* START Provided records *

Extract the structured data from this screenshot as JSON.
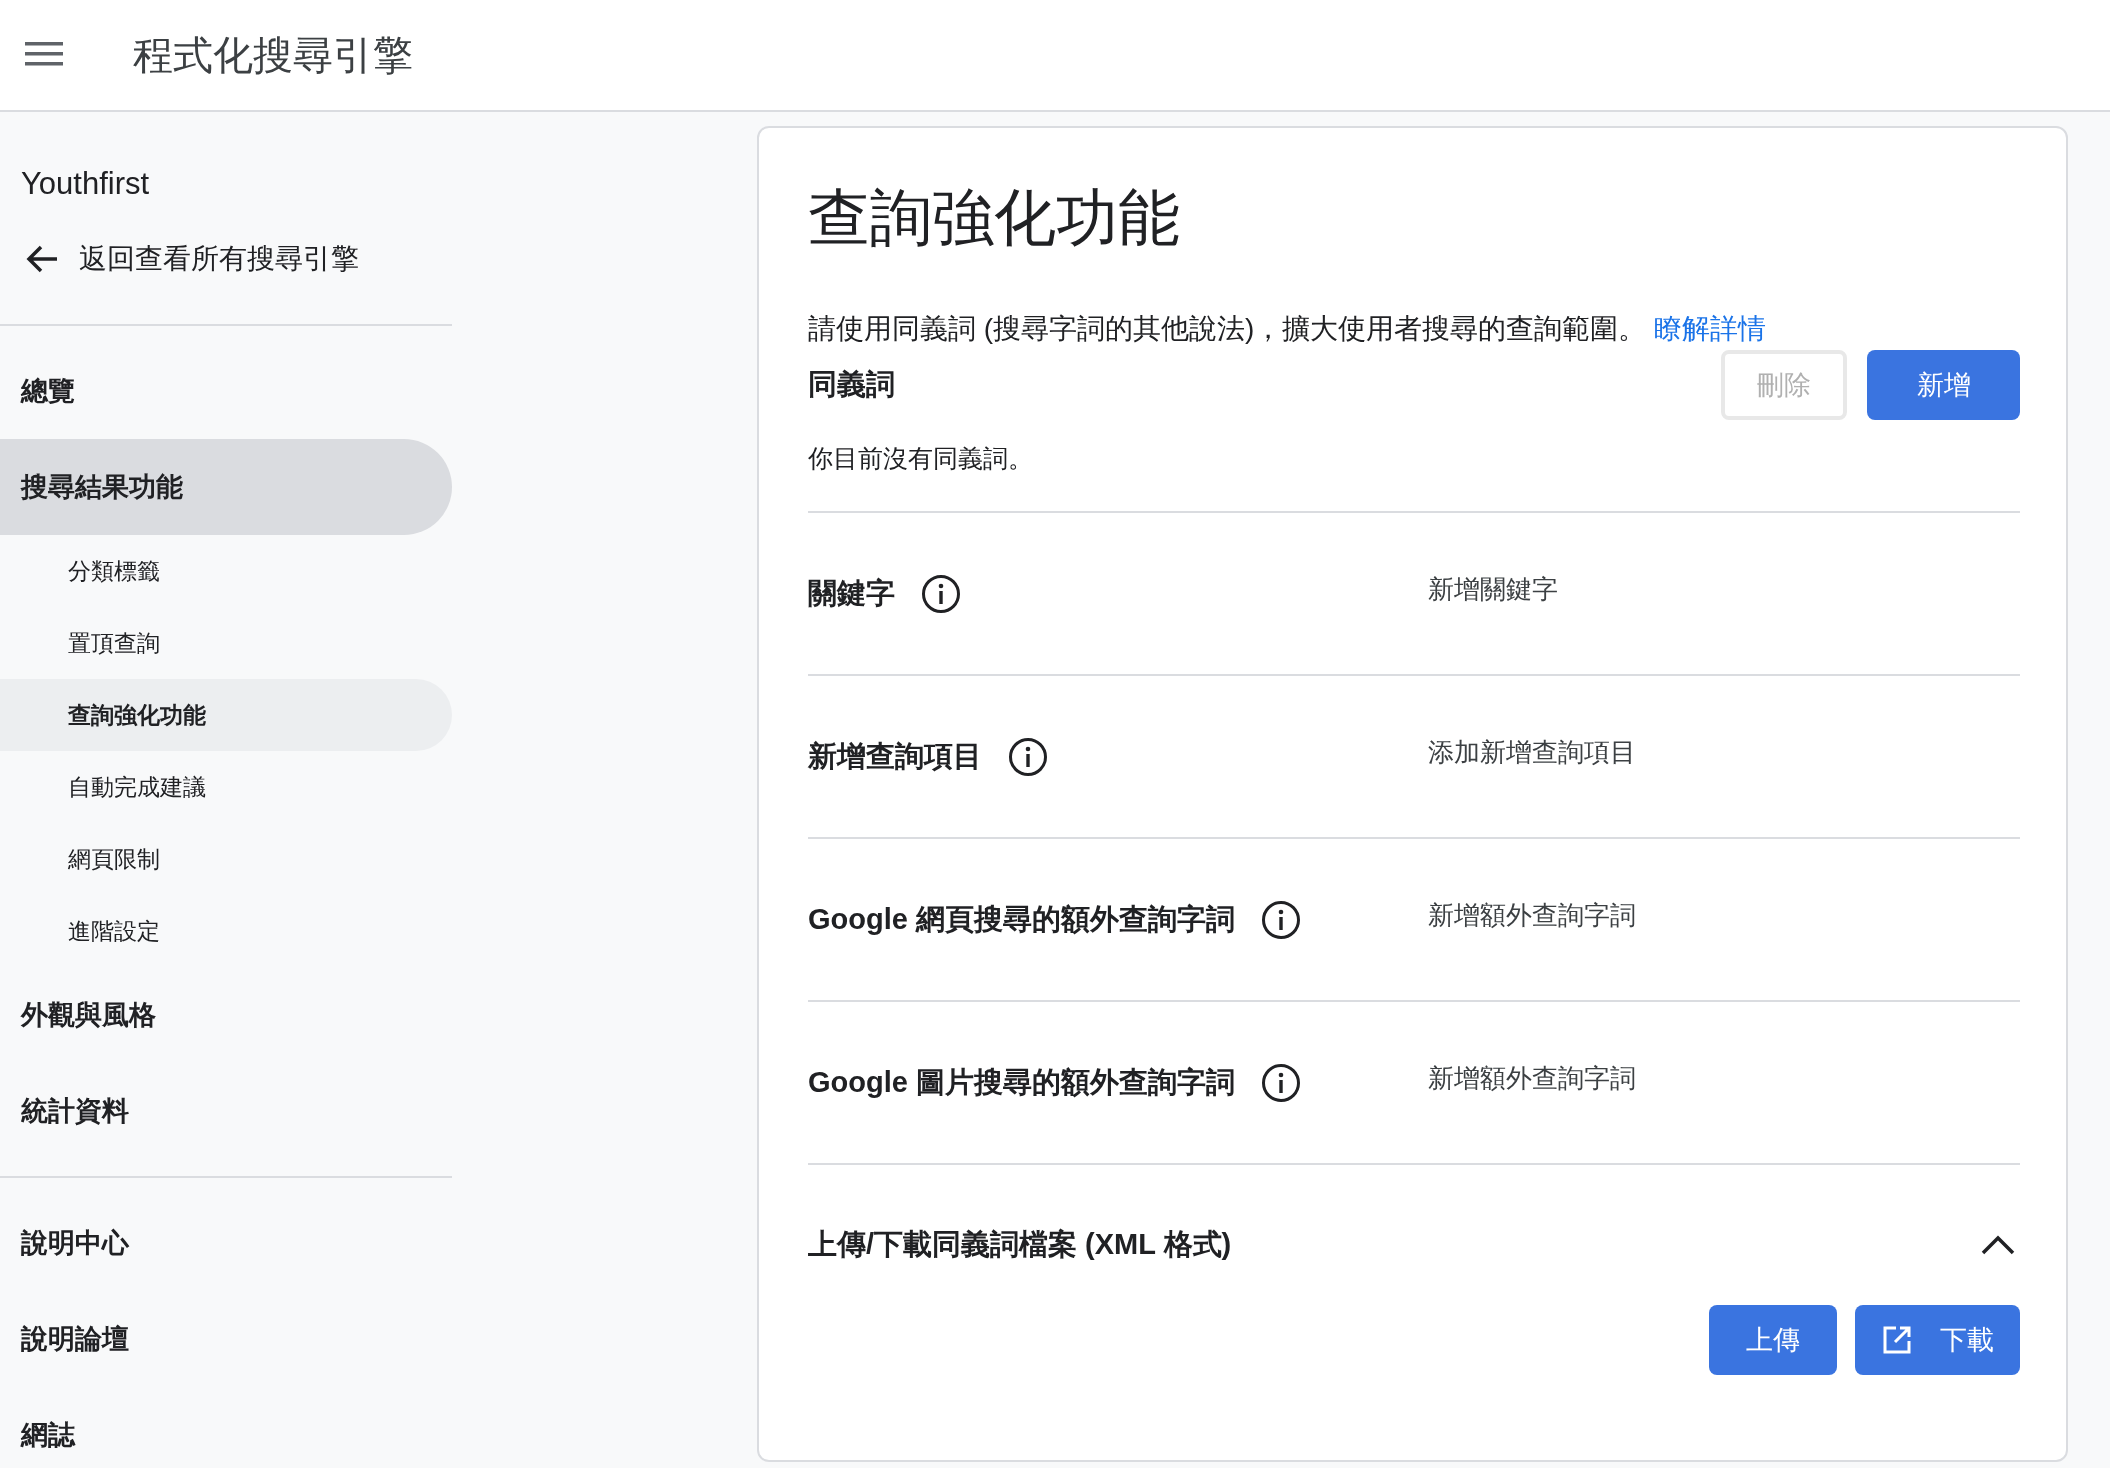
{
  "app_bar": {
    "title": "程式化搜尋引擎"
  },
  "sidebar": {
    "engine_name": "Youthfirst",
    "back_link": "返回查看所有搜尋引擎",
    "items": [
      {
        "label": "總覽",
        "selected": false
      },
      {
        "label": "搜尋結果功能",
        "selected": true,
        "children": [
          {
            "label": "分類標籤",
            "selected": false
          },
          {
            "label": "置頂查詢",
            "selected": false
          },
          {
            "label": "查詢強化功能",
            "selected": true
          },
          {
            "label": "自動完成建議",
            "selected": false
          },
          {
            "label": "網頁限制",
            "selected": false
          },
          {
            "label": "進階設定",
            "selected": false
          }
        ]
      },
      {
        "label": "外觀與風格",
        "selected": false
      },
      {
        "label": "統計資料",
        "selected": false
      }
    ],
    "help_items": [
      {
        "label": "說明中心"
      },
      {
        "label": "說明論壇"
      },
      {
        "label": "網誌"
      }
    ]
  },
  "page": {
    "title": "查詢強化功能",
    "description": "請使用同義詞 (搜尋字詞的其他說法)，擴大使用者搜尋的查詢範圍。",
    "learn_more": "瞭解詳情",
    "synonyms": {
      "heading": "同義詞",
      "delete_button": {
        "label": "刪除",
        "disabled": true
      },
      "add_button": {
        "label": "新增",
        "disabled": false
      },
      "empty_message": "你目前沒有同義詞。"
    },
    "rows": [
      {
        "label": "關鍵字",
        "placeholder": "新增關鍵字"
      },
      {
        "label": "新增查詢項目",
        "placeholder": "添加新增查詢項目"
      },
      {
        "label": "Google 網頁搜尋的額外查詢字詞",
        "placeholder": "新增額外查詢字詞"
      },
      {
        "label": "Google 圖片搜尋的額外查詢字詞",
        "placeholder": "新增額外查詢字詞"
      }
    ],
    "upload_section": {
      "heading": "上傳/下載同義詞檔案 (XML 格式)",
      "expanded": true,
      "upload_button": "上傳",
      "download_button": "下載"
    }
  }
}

* END Provided records *
* START Provided records *

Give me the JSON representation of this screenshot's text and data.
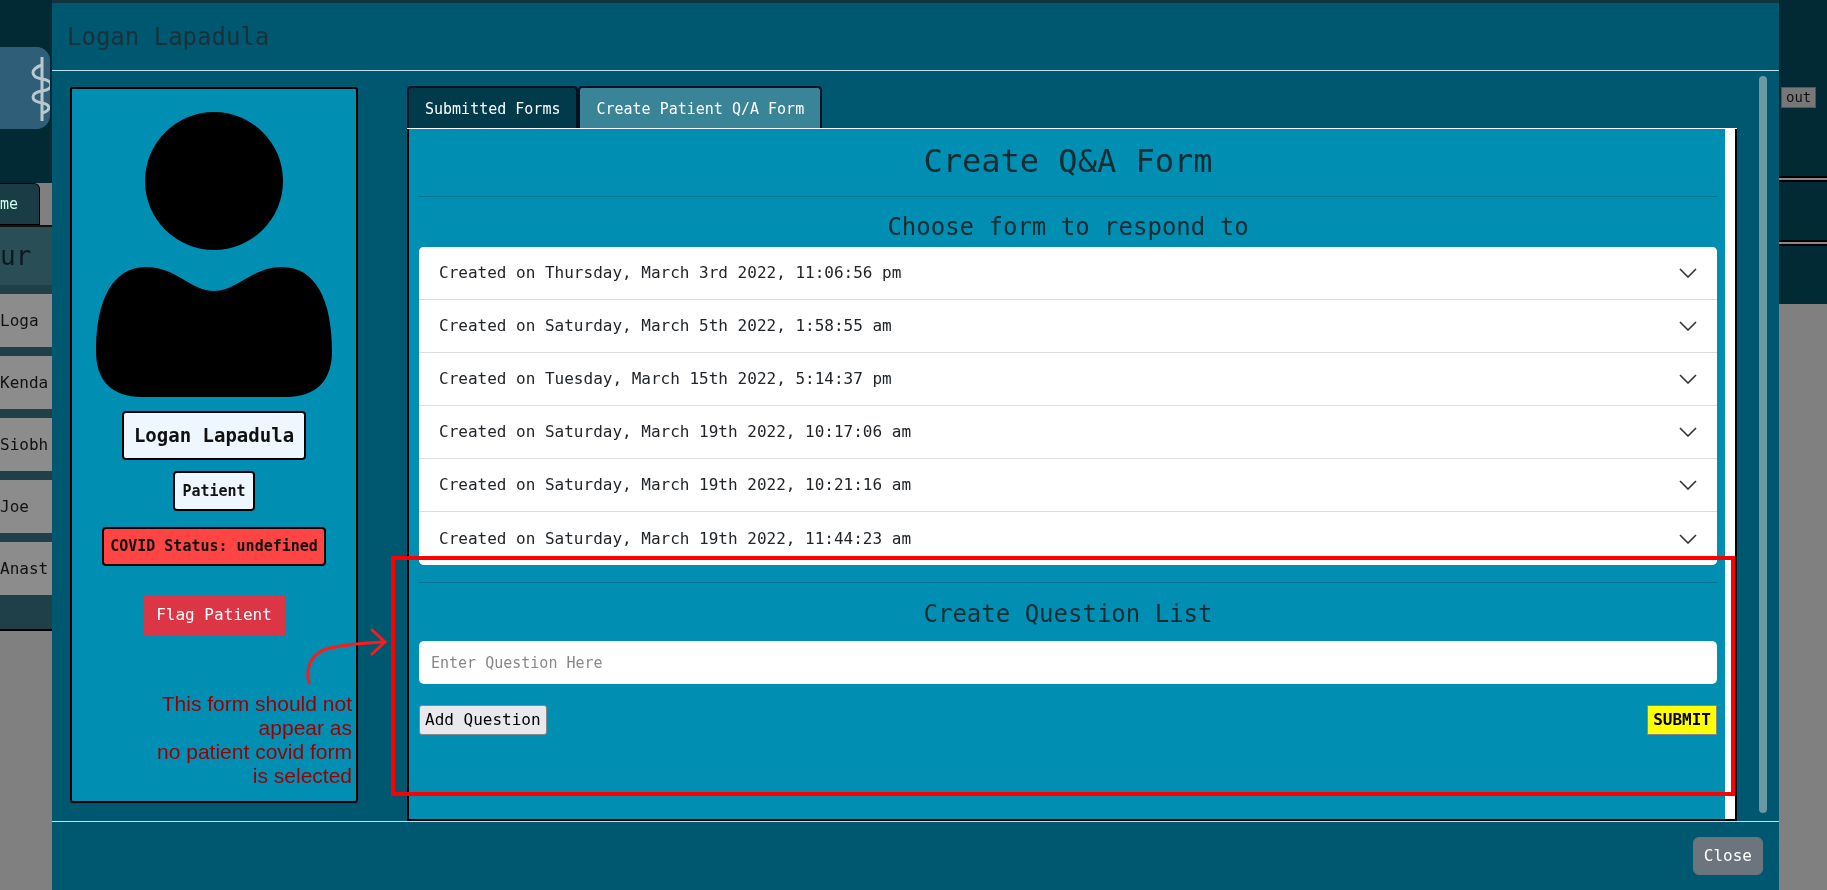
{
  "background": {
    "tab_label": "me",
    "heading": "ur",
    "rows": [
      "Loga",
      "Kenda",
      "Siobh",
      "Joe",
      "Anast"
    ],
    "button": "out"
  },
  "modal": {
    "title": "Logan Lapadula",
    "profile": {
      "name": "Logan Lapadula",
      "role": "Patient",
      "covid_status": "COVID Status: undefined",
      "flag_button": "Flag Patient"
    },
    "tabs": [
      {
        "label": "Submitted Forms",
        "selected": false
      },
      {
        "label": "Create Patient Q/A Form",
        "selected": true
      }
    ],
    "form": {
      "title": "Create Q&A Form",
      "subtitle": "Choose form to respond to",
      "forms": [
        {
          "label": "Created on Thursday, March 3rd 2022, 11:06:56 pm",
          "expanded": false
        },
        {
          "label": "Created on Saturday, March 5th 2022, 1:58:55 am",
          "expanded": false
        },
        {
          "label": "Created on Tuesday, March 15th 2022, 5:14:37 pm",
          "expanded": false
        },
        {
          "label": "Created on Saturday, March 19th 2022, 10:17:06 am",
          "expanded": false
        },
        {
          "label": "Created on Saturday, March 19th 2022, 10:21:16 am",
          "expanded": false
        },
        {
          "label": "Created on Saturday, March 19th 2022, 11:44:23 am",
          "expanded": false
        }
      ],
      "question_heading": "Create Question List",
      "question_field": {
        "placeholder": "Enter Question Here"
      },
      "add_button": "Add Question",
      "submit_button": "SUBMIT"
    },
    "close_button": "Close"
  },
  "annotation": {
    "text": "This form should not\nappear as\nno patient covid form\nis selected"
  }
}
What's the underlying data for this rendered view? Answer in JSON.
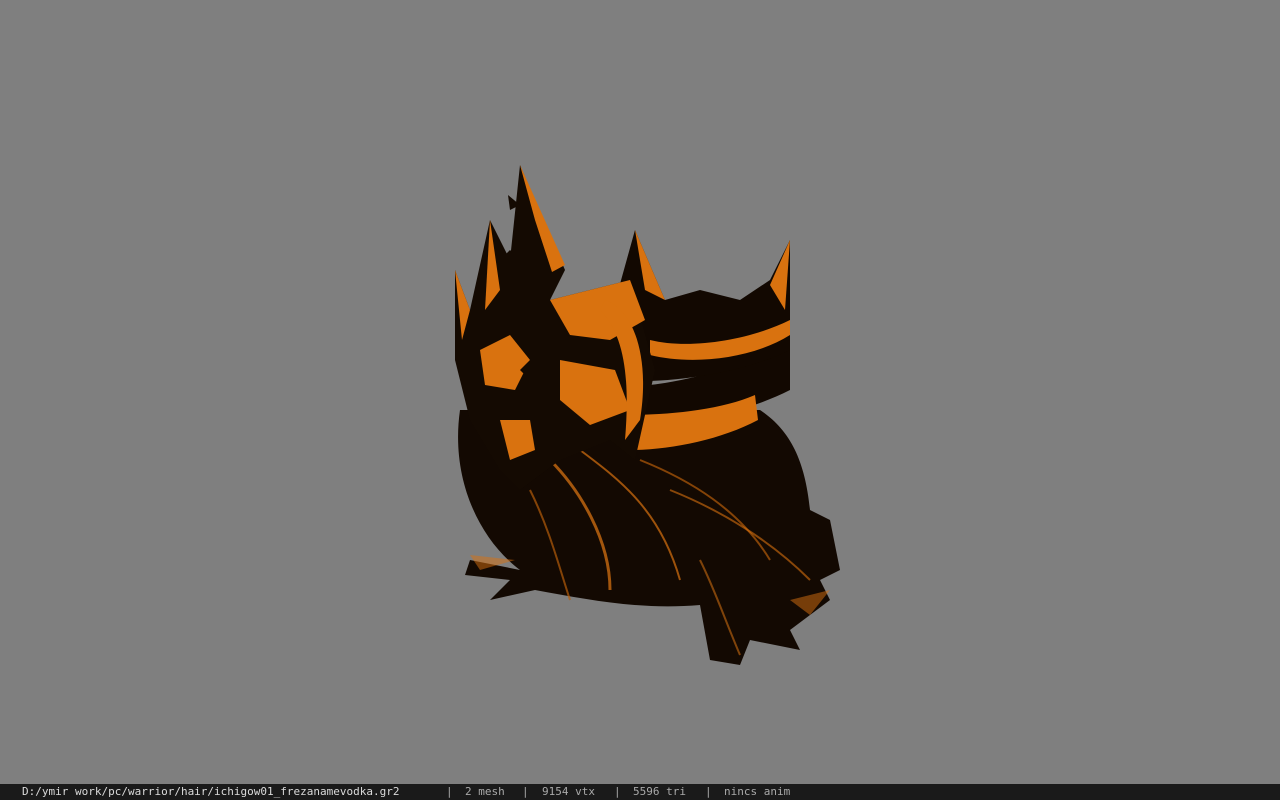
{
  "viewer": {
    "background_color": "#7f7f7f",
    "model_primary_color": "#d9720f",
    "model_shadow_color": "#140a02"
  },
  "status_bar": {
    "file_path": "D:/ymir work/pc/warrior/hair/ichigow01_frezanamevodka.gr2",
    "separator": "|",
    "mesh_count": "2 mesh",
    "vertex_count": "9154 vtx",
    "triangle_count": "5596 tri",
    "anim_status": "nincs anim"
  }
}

* END Provided records *

Short exercise
Of all the lines in the material above, how many contain the word "Google"? Give only the count.

Solution below
2